Can you write out all of the material below, word for word?

[START OF DATA PROVIDED]

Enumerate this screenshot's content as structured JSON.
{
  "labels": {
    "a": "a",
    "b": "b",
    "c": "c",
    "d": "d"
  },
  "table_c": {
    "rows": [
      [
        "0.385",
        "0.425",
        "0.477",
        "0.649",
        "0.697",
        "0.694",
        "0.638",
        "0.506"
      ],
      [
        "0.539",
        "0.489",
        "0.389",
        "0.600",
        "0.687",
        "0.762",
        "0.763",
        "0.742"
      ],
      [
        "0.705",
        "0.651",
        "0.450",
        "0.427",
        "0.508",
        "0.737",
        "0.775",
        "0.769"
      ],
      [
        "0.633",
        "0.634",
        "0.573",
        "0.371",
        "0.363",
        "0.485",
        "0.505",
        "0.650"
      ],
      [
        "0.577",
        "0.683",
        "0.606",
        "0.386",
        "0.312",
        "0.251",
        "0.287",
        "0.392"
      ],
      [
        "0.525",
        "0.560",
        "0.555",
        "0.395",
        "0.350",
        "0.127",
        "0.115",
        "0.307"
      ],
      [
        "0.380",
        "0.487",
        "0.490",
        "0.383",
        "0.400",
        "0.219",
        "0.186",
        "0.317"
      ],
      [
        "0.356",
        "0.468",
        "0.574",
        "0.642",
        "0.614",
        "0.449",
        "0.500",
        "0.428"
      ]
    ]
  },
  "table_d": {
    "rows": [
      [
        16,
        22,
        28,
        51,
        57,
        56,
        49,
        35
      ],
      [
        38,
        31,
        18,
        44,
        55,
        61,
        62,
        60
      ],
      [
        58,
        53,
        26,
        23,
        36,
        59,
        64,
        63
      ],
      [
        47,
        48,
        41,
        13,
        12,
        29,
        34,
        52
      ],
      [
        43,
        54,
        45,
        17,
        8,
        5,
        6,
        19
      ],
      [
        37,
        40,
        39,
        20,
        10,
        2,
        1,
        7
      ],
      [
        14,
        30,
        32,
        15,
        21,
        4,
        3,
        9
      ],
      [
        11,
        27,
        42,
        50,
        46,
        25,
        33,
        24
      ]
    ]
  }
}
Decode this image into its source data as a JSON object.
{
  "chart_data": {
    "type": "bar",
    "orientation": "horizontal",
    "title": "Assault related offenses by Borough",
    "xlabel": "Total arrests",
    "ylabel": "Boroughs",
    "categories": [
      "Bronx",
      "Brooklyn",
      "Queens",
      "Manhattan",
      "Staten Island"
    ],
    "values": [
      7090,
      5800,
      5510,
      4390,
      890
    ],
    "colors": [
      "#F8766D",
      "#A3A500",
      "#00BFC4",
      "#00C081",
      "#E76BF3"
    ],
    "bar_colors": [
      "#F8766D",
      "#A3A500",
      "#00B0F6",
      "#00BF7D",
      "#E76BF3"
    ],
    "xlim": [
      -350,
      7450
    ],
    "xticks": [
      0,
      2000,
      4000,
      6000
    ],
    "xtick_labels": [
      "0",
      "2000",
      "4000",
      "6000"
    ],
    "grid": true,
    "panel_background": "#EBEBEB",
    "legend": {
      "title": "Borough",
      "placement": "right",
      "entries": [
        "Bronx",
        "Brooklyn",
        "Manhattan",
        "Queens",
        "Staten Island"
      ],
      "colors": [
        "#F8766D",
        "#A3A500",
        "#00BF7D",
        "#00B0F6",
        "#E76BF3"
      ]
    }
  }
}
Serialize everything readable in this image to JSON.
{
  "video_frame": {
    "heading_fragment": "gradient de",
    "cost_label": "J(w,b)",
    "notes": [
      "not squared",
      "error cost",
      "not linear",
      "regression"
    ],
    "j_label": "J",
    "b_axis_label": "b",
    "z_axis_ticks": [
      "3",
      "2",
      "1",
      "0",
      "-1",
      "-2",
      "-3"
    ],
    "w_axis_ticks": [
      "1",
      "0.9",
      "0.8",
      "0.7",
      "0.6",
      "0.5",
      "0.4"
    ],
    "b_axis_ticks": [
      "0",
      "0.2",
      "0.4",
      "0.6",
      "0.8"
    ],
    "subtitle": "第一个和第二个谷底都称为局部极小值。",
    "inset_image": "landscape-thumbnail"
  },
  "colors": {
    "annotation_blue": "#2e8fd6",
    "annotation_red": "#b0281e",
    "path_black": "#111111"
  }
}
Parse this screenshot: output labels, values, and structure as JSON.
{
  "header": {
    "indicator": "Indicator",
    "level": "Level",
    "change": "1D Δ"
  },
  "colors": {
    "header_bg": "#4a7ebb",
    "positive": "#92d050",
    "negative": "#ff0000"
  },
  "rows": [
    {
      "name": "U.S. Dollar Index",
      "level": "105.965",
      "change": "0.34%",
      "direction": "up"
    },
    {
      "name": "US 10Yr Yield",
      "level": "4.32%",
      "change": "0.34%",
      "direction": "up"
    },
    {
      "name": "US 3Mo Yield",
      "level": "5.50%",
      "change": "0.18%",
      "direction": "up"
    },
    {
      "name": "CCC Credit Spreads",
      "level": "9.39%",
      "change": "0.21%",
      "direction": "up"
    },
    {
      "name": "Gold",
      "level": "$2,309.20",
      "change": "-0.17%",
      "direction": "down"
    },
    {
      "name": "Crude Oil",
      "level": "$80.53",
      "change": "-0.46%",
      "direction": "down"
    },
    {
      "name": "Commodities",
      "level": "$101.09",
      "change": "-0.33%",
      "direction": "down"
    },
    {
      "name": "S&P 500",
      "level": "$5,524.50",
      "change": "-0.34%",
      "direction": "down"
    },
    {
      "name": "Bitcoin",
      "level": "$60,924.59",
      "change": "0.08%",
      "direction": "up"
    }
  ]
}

[END OF DATA PROVIDED]

→ WRITTEN ANSWER
Enumerate this screenshot's content as structured JSON.
{
  "labels": {
    "a": "a",
    "b": "b",
    "c": "c",
    "d": "d"
  },
  "table_c": {
    "rows": [
      [
        "0.385",
        "0.425",
        "0.477",
        "0.649",
        "0.697",
        "0.694",
        "0.638",
        "0.506"
      ],
      [
        "0.539",
        "0.489",
        "0.389",
        "0.600",
        "0.687",
        "0.762",
        "0.763",
        "0.742"
      ],
      [
        "0.705",
        "0.651",
        "0.450",
        "0.427",
        "0.508",
        "0.737",
        "0.775",
        "0.769"
      ],
      [
        "0.633",
        "0.634",
        "0.573",
        "0.371",
        "0.363",
        "0.485",
        "0.505",
        "0.650"
      ],
      [
        "0.577",
        "0.683",
        "0.606",
        "0.386",
        "0.312",
        "0.251",
        "0.287",
        "0.392"
      ],
      [
        "0.525",
        "0.560",
        "0.555",
        "0.395",
        "0.350",
        "0.127",
        "0.115",
        "0.307"
      ],
      [
        "0.380",
        "0.487",
        "0.490",
        "0.383",
        "0.400",
        "0.219",
        "0.186",
        "0.317"
      ],
      [
        "0.356",
        "0.468",
        "0.574",
        "0.642",
        "0.614",
        "0.449",
        "0.500",
        "0.428"
      ]
    ]
  },
  "table_d": {
    "rows": [
      [
        16,
        22,
        28,
        51,
        57,
        56,
        49,
        35
      ],
      [
        38,
        31,
        18,
        44,
        55,
        61,
        62,
        60
      ],
      [
        58,
        53,
        26,
        23,
        36,
        59,
        64,
        63
      ],
      [
        47,
        48,
        41,
        13,
        12,
        29,
        34,
        52
      ],
      [
        43,
        54,
        45,
        17,
        8,
        5,
        6,
        19
      ],
      [
        37,
        40,
        39,
        20,
        10,
        2,
        1,
        7
      ],
      [
        14,
        30,
        32,
        15,
        21,
        4,
        3,
        9
      ],
      [
        11,
        27,
        42,
        50,
        46,
        25,
        33,
        24
      ]
    ]
  }
}
Decode this image into its source data as a JSON object.
{
  "chart_data": {
    "type": "bar",
    "orientation": "horizontal",
    "title": "Assault related offenses by Borough",
    "xlabel": "Total arrests",
    "ylabel": "Boroughs",
    "categories": [
      "Bronx",
      "Brooklyn",
      "Queens",
      "Manhattan",
      "Staten Island"
    ],
    "values": [
      7090,
      5800,
      5510,
      4390,
      890
    ],
    "colors": [
      "#F8766D",
      "#A3A500",
      "#00BFC4",
      "#00C081",
      "#E76BF3"
    ],
    "bar_colors": [
      "#F8766D",
      "#A3A500",
      "#00B0F6",
      "#00BF7D",
      "#E76BF3"
    ],
    "xlim": [
      -350,
      7450
    ],
    "xticks": [
      0,
      2000,
      4000,
      6000
    ],
    "xtick_labels": [
      "0",
      "2000",
      "4000",
      "6000"
    ],
    "grid": true,
    "panel_background": "#EBEBEB",
    "legend": {
      "title": "Borough",
      "placement": "right",
      "entries": [
        "Bronx",
        "Brooklyn",
        "Manhattan",
        "Queens",
        "Staten Island"
      ],
      "colors": [
        "#F8766D",
        "#A3A500",
        "#00BF7D",
        "#00B0F6",
        "#E76BF3"
      ]
    }
  }
}
Serialize everything readable in this image to JSON.
{
  "video_frame": {
    "heading_fragment": "gradient de",
    "cost_label": "J(w,b)",
    "notes": [
      "not squared",
      "error cost",
      "not linear",
      "regression"
    ],
    "j_label": "J",
    "b_axis_label": "b",
    "z_axis_ticks": [
      "3",
      "2",
      "1",
      "0",
      "-1",
      "-2",
      "-3"
    ],
    "w_axis_ticks": [
      "1",
      "0.9",
      "0.8",
      "0.7",
      "0.6",
      "0.5",
      "0.4"
    ],
    "b_axis_ticks": [
      "0",
      "0.2",
      "0.4",
      "0.6",
      "0.8"
    ],
    "subtitle": "第一个和第二个谷底都称为局部极小值。",
    "inset_image": "landscape-thumbnail"
  },
  "colors": {
    "annotation_blue": "#2e8fd6",
    "annotation_red": "#b0281e",
    "path_black": "#111111"
  }
}
Parse this screenshot: output labels, values, and structure as JSON.
{
  "header": {
    "indicator": "Indicator",
    "level": "Level",
    "change": "1D Δ"
  },
  "colors": {
    "header_bg": "#4a7ebb",
    "positive": "#92d050",
    "negative": "#ff0000"
  },
  "rows": [
    {
      "name": "U.S. Dollar Index",
      "level": "105.965",
      "change": "0.34%",
      "direction": "up"
    },
    {
      "name": "US 10Yr Yield",
      "level": "4.32%",
      "change": "0.34%",
      "direction": "up"
    },
    {
      "name": "US 3Mo Yield",
      "level": "5.50%",
      "change": "0.18%",
      "direction": "up"
    },
    {
      "name": "CCC Credit Spreads",
      "level": "9.39%",
      "change": "0.21%",
      "direction": "up"
    },
    {
      "name": "Gold",
      "level": "$2,309.20",
      "change": "-0.17%",
      "direction": "down"
    },
    {
      "name": "Crude Oil",
      "level": "$80.53",
      "change": "-0.46%",
      "direction": "down"
    },
    {
      "name": "Commodities",
      "level": "$101.09",
      "change": "-0.33%",
      "direction": "down"
    },
    {
      "name": "S&P 500",
      "level": "$5,524.50",
      "change": "-0.34%",
      "direction": "down"
    },
    {
      "name": "Bitcoin",
      "level": "$60,924.59",
      "change": "0.08%",
      "direction": "up"
    }
  ]
}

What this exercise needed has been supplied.